-- Work to do --
Where a line below holds the string "thái", copy that line.

-- Records supplied --
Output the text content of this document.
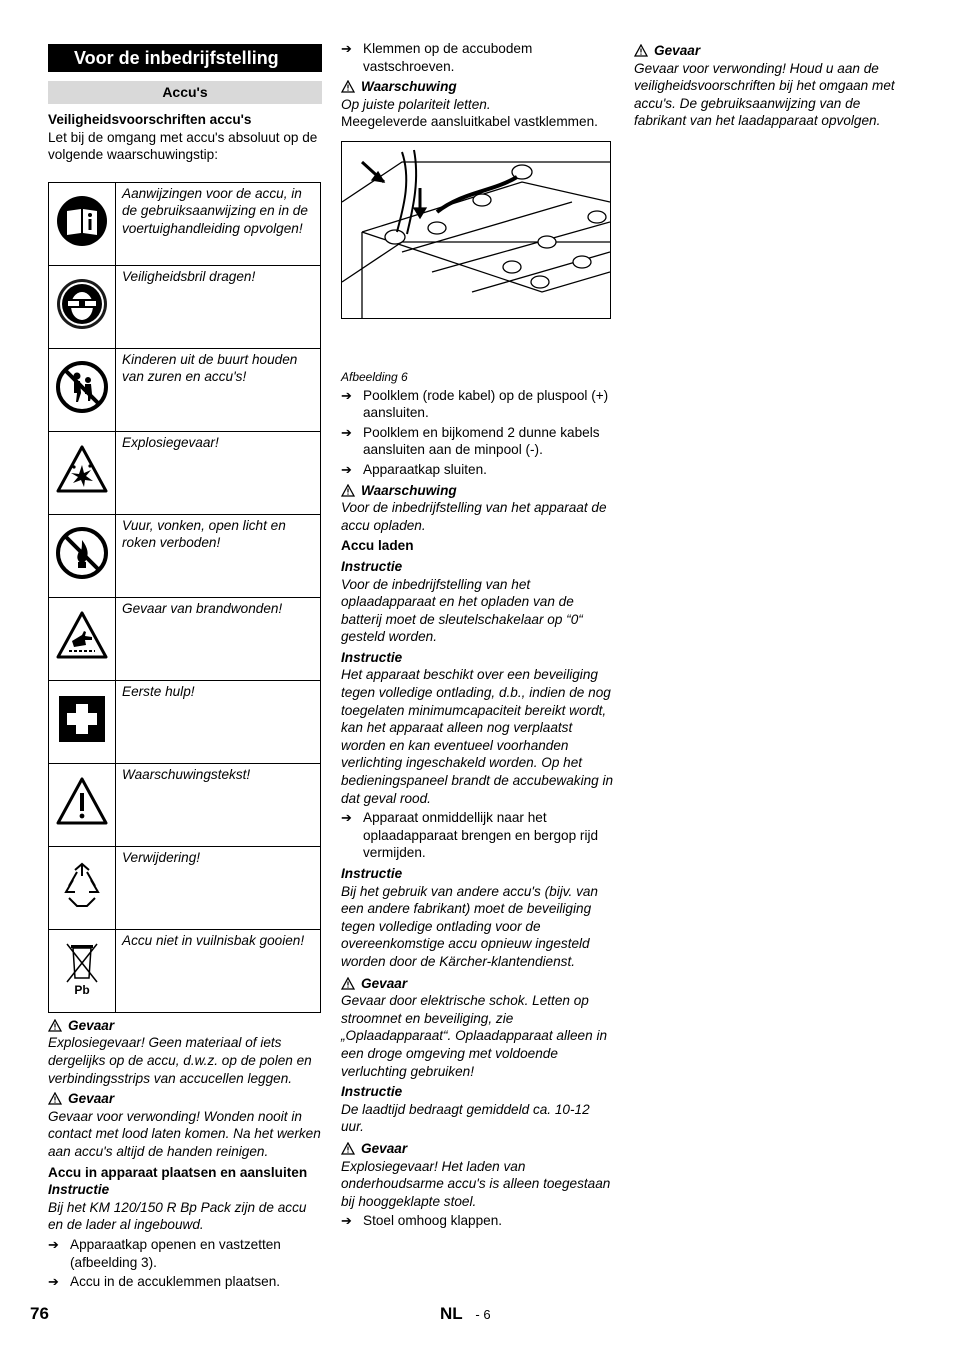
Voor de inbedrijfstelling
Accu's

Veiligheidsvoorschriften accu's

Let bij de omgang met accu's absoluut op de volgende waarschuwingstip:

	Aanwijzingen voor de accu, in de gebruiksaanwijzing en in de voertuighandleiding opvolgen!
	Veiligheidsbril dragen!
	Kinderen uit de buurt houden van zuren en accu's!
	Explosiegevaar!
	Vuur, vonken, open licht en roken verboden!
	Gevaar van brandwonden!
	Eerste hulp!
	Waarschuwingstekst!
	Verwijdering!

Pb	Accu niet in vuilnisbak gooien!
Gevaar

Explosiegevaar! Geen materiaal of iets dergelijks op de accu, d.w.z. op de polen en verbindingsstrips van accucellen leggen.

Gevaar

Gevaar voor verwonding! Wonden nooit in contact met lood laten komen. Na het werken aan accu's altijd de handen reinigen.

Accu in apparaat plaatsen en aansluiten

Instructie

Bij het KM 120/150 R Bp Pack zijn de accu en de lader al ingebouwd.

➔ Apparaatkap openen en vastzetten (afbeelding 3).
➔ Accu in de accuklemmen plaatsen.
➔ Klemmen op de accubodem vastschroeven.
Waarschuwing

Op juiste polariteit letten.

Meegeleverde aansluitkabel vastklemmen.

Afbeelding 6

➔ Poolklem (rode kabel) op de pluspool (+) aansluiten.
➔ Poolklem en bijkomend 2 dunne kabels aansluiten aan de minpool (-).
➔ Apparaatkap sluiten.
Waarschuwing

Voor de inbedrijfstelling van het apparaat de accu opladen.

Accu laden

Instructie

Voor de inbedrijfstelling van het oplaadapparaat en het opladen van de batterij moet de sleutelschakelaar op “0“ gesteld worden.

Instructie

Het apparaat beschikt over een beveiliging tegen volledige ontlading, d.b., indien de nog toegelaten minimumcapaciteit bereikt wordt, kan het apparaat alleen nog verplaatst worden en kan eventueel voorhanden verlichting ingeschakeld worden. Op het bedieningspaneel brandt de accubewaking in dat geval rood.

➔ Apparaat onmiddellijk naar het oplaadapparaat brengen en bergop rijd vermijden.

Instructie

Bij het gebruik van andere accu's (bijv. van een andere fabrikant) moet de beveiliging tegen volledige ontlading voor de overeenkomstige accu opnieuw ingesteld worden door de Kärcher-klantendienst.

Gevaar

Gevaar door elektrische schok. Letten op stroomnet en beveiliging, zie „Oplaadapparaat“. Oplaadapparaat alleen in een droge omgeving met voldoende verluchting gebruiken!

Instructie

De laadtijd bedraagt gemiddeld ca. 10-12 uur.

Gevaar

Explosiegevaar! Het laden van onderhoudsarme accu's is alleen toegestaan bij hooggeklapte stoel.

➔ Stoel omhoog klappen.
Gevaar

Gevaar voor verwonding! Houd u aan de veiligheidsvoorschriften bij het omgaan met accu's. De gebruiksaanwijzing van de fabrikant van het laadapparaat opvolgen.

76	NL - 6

---

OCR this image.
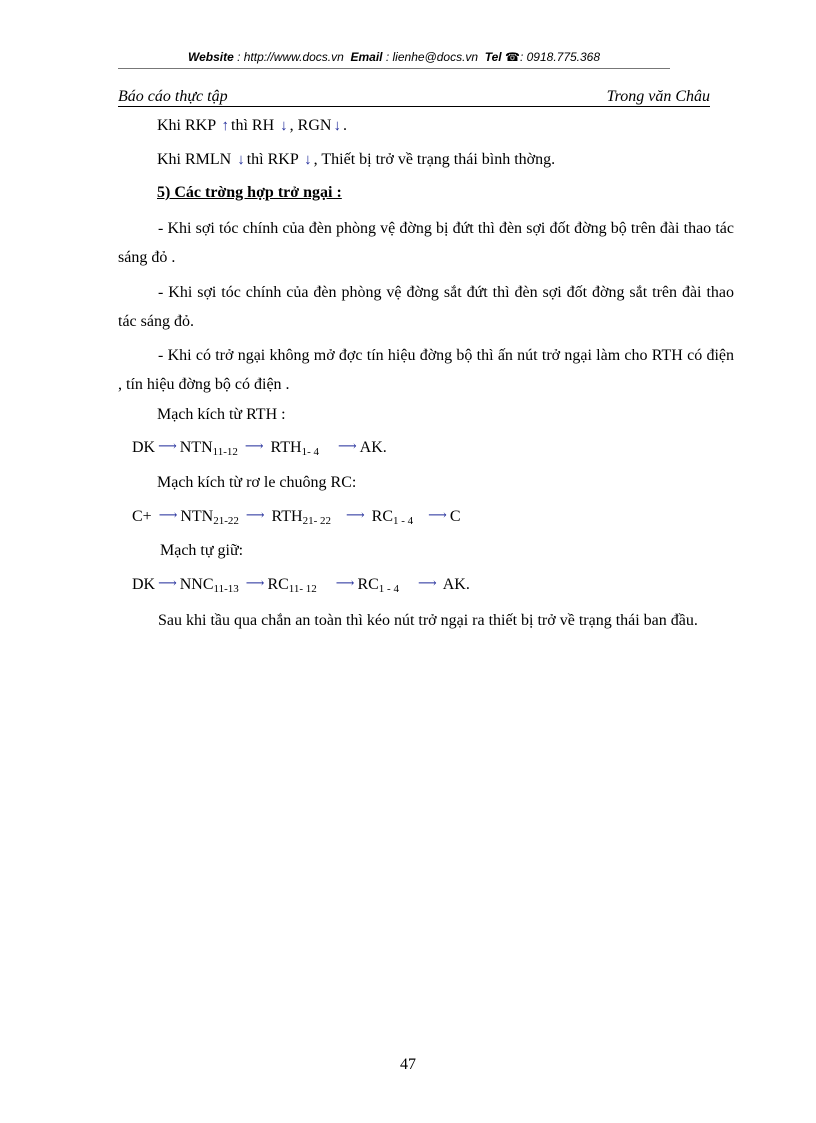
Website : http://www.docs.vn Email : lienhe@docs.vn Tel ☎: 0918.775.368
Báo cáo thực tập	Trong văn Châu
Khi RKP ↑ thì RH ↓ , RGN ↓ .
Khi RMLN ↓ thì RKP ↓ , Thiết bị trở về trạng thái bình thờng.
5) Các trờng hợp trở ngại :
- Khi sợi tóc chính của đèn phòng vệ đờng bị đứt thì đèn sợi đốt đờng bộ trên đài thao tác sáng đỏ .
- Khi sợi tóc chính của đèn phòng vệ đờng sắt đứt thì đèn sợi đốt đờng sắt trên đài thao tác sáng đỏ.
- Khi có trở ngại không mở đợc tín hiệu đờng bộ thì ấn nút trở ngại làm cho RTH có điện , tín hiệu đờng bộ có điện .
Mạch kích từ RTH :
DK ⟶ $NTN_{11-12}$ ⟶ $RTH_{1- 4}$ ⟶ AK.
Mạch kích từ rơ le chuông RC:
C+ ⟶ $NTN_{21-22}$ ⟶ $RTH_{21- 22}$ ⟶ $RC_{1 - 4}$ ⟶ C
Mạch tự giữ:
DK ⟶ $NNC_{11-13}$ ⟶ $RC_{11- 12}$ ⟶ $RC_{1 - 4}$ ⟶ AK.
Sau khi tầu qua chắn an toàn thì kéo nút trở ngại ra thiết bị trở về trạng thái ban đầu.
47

-- The result --
Khi RMLN ↓ thì RKP ↓ , Thiết bị trở về trạng thái bình thờng.
Sau khi tầu qua chắn an toàn thì kéo nút trở ngại ra thiết bị trở về trạng thái ban đầu.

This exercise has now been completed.